==== Material to process

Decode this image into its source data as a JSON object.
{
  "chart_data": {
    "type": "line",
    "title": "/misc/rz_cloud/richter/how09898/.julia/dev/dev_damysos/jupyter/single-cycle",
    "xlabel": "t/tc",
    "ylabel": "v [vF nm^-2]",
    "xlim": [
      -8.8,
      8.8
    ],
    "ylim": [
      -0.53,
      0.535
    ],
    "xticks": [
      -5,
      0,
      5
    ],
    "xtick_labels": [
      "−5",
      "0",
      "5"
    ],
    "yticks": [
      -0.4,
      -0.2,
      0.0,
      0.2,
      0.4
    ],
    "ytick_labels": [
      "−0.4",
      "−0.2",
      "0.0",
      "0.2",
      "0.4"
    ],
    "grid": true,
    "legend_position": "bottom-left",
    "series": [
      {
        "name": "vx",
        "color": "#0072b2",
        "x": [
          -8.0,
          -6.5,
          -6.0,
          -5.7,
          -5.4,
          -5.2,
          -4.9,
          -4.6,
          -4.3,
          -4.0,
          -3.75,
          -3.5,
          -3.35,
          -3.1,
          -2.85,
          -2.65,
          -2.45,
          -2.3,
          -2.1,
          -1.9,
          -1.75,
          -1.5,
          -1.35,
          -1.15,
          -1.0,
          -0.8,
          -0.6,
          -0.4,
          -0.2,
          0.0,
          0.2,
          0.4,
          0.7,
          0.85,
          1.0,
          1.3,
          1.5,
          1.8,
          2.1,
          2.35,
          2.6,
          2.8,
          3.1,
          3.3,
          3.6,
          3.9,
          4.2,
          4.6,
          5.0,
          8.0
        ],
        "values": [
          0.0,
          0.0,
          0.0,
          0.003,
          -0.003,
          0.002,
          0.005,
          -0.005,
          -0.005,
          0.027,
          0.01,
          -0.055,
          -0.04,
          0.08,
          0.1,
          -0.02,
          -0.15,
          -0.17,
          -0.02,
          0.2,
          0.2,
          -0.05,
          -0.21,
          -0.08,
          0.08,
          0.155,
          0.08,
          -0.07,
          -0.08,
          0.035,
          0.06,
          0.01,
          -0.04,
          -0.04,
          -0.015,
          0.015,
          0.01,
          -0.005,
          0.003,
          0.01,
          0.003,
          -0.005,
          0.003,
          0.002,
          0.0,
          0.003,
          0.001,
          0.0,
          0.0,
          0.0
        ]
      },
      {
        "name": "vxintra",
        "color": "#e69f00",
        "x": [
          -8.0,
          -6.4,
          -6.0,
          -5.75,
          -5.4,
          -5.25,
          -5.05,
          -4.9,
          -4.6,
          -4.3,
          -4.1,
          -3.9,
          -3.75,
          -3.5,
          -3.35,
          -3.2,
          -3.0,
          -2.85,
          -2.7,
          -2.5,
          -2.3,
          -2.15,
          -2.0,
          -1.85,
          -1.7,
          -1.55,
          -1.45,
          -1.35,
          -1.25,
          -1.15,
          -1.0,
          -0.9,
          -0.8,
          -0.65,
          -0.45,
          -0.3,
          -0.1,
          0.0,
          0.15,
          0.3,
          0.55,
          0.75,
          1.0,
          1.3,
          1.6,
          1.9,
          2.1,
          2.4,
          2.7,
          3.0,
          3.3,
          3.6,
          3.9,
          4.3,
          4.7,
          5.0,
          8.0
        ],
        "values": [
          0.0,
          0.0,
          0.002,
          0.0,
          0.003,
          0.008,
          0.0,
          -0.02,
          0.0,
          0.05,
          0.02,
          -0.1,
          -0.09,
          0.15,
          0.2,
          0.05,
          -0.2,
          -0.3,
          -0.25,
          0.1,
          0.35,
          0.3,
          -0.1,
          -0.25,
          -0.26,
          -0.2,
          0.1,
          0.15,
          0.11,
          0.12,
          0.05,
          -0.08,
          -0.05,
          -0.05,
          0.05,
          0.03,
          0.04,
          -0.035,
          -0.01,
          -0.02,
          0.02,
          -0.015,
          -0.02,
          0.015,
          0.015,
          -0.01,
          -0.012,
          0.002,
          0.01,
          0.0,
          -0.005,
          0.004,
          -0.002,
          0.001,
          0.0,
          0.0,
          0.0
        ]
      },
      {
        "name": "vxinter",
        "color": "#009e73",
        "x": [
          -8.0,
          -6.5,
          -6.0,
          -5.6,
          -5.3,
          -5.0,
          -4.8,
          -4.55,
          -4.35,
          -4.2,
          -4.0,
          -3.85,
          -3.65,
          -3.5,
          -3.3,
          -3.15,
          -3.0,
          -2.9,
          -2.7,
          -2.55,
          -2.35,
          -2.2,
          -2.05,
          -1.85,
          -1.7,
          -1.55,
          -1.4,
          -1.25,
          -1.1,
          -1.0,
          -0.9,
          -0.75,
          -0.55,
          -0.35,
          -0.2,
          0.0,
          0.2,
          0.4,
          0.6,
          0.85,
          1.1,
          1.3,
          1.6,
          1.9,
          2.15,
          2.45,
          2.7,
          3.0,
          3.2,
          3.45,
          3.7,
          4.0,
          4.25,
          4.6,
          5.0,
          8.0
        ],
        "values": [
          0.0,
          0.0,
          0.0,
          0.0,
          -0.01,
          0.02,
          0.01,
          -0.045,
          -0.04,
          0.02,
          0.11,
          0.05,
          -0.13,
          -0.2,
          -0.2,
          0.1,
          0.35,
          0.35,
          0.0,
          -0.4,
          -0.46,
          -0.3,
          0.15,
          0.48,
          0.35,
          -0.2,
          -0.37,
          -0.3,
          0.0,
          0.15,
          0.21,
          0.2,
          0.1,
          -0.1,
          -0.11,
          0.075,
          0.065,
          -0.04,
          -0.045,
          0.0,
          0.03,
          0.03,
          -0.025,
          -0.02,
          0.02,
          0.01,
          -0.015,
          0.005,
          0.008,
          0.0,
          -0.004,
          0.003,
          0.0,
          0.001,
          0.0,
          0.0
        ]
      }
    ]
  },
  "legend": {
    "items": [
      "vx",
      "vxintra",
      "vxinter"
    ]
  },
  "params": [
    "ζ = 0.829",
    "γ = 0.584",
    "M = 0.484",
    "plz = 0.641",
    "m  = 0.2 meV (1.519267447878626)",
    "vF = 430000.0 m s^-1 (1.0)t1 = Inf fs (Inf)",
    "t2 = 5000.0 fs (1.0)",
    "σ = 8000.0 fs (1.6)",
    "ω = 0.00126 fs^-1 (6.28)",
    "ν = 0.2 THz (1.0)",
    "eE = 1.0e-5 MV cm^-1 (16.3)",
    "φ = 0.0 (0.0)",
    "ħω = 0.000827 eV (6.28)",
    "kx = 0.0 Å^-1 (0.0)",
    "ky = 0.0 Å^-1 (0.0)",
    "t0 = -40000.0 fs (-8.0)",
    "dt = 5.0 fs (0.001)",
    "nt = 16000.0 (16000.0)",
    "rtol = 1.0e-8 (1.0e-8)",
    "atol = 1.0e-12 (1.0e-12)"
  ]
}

========

What you are asked to do — Print the whole listing again, exactly.

Written reply —
Decode this image into its source data as a JSON object.
{
  "chart_data": {
    "type": "line",
    "title": "/misc/rz_cloud/richter/how09898/.julia/dev/dev_damysos/jupyter/single-cycle",
    "xlabel": "t/tc",
    "ylabel": "v [vF nm^-2]",
    "xlim": [
      -8.8,
      8.8
    ],
    "ylim": [
      -0.53,
      0.535
    ],
    "xticks": [
      -5,
      0,
      5
    ],
    "xtick_labels": [
      "−5",
      "0",
      "5"
    ],
    "yticks": [
      -0.4,
      -0.2,
      0.0,
      0.2,
      0.4
    ],
    "ytick_labels": [
      "−0.4",
      "−0.2",
      "0.0",
      "0.2",
      "0.4"
    ],
    "grid": true,
    "legend_position": "bottom-left",
    "series": [
      {
        "name": "vx",
        "color": "#0072b2",
        "x": [
          -8.0,
          -6.5,
          -6.0,
          -5.7,
          -5.4,
          -5.2,
          -4.9,
          -4.6,
          -4.3,
          -4.0,
          -3.75,
          -3.5,
          -3.35,
          -3.1,
          -2.85,
          -2.65,
          -2.45,
          -2.3,
          -2.1,
          -1.9,
          -1.75,
          -1.5,
          -1.35,
          -1.15,
          -1.0,
          -0.8,
          -0.6,
          -0.4,
          -0.2,
          0.0,
          0.2,
          0.4,
          0.7,
          0.85,
          1.0,
          1.3,
          1.5,
          1.8,
          2.1,
          2.35,
          2.6,
          2.8,
          3.1,
          3.3,
          3.6,
          3.9,
          4.2,
          4.6,
          5.0,
          8.0
        ],
        "values": [
          0.0,
          0.0,
          0.0,
          0.003,
          -0.003,
          0.002,
          0.005,
          -0.005,
          -0.005,
          0.027,
          0.01,
          -0.055,
          -0.04,
          0.08,
          0.1,
          -0.02,
          -0.15,
          -0.17,
          -0.02,
          0.2,
          0.2,
          -0.05,
          -0.21,
          -0.08,
          0.08,
          0.155,
          0.08,
          -0.07,
          -0.08,
          0.035,
          0.06,
          0.01,
          -0.04,
          -0.04,
          -0.015,
          0.015,
          0.01,
          -0.005,
          0.003,
          0.01,
          0.003,
          -0.005,
          0.003,
          0.002,
          0.0,
          0.003,
          0.001,
          0.0,
          0.0,
          0.0
        ]
      },
      {
        "name": "vxintra",
        "color": "#e69f00",
        "x": [
          -8.0,
          -6.4,
          -6.0,
          -5.75,
          -5.4,
          -5.25,
          -5.05,
          -4.9,
          -4.6,
          -4.3,
          -4.1,
          -3.9,
          -3.75,
          -3.5,
          -3.35,
          -3.2,
          -3.0,
          -2.85,
          -2.7,
          -2.5,
          -2.3,
          -2.15,
          -2.0,
          -1.85,
          -1.7,
          -1.55,
          -1.45,
          -1.35,
          -1.25,
          -1.15,
          -1.0,
          -0.9,
          -0.8,
          -0.65,
          -0.45,
          -0.3,
          -0.1,
          0.0,
          0.15,
          0.3,
          0.55,
          0.75,
          1.0,
          1.3,
          1.6,
          1.9,
          2.1,
          2.4,
          2.7,
          3.0,
          3.3,
          3.6,
          3.9,
          4.3,
          4.7,
          5.0,
          8.0
        ],
        "values": [
          0.0,
          0.0,
          0.002,
          0.0,
          0.003,
          0.008,
          0.0,
          -0.02,
          0.0,
          0.05,
          0.02,
          -0.1,
          -0.09,
          0.15,
          0.2,
          0.05,
          -0.2,
          -0.3,
          -0.25,
          0.1,
          0.35,
          0.3,
          -0.1,
          -0.25,
          -0.26,
          -0.2,
          0.1,
          0.15,
          0.11,
          0.12,
          0.05,
          -0.08,
          -0.05,
          -0.05,
          0.05,
          0.03,
          0.04,
          -0.035,
          -0.01,
          -0.02,
          0.02,
          -0.015,
          -0.02,
          0.015,
          0.015,
          -0.01,
          -0.012,
          0.002,
          0.01,
          0.0,
          -0.005,
          0.004,
          -0.002,
          0.001,
          0.0,
          0.0,
          0.0
        ]
      },
      {
        "name": "vxinter",
        "color": "#009e73",
        "x": [
          -8.0,
          -6.5,
          -6.0,
          -5.6,
          -5.3,
          -5.0,
          -4.8,
          -4.55,
          -4.35,
          -4.2,
          -4.0,
          -3.85,
          -3.65,
          -3.5,
          -3.3,
          -3.15,
          -3.0,
          -2.9,
          -2.7,
          -2.55,
          -2.35,
          -2.2,
          -2.05,
          -1.85,
          -1.7,
          -1.55,
          -1.4,
          -1.25,
          -1.1,
          -1.0,
          -0.9,
          -0.75,
          -0.55,
          -0.35,
          -0.2,
          0.0,
          0.2,
          0.4,
          0.6,
          0.85,
          1.1,
          1.3,
          1.6,
          1.9,
          2.15,
          2.45,
          2.7,
          3.0,
          3.2,
          3.45,
          3.7,
          4.0,
          4.25,
          4.6,
          5.0,
          8.0
        ],
        "values": [
          0.0,
          0.0,
          0.0,
          0.0,
          -0.01,
          0.02,
          0.01,
          -0.045,
          -0.04,
          0.02,
          0.11,
          0.05,
          -0.13,
          -0.2,
          -0.2,
          0.1,
          0.35,
          0.35,
          0.0,
          -0.4,
          -0.46,
          -0.3,
          0.15,
          0.48,
          0.35,
          -0.2,
          -0.37,
          -0.3,
          0.0,
          0.15,
          0.21,
          0.2,
          0.1,
          -0.1,
          -0.11,
          0.075,
          0.065,
          -0.04,
          -0.045,
          0.0,
          0.03,
          0.03,
          -0.025,
          -0.02,
          0.02,
          0.01,
          -0.015,
          0.005,
          0.008,
          0.0,
          -0.004,
          0.003,
          0.0,
          0.001,
          0.0,
          0.0
        ]
      }
    ]
  },
  "legend": {
    "items": [
      "vx",
      "vxintra",
      "vxinter"
    ]
  },
  "params": [
    "ζ = 0.829",
    "γ = 0.584",
    "M = 0.484",
    "plz = 0.641",
    "m  = 0.2 meV (1.519267447878626)",
    "vF = 430000.0 m s^-1 (1.0)t1 = Inf fs (Inf)",
    "t2 = 5000.0 fs (1.0)",
    "σ = 8000.0 fs (1.6)",
    "ω = 0.00126 fs^-1 (6.28)",
    "ν = 0.2 THz (1.0)",
    "eE = 1.0e-5 MV cm^-1 (16.3)",
    "φ = 0.0 (0.0)",
    "ħω = 0.000827 eV (6.28)",
    "kx = 0.0 Å^-1 (0.0)",
    "ky = 0.0 Å^-1 (0.0)",
    "t0 = -40000.0 fs (-8.0)",
    "dt = 5.0 fs (0.001)",
    "nt = 16000.0 (16000.0)",
    "rtol = 1.0e-8 (1.0e-8)",
    "atol = 1.0e-12 (1.0e-12)"
  ]
}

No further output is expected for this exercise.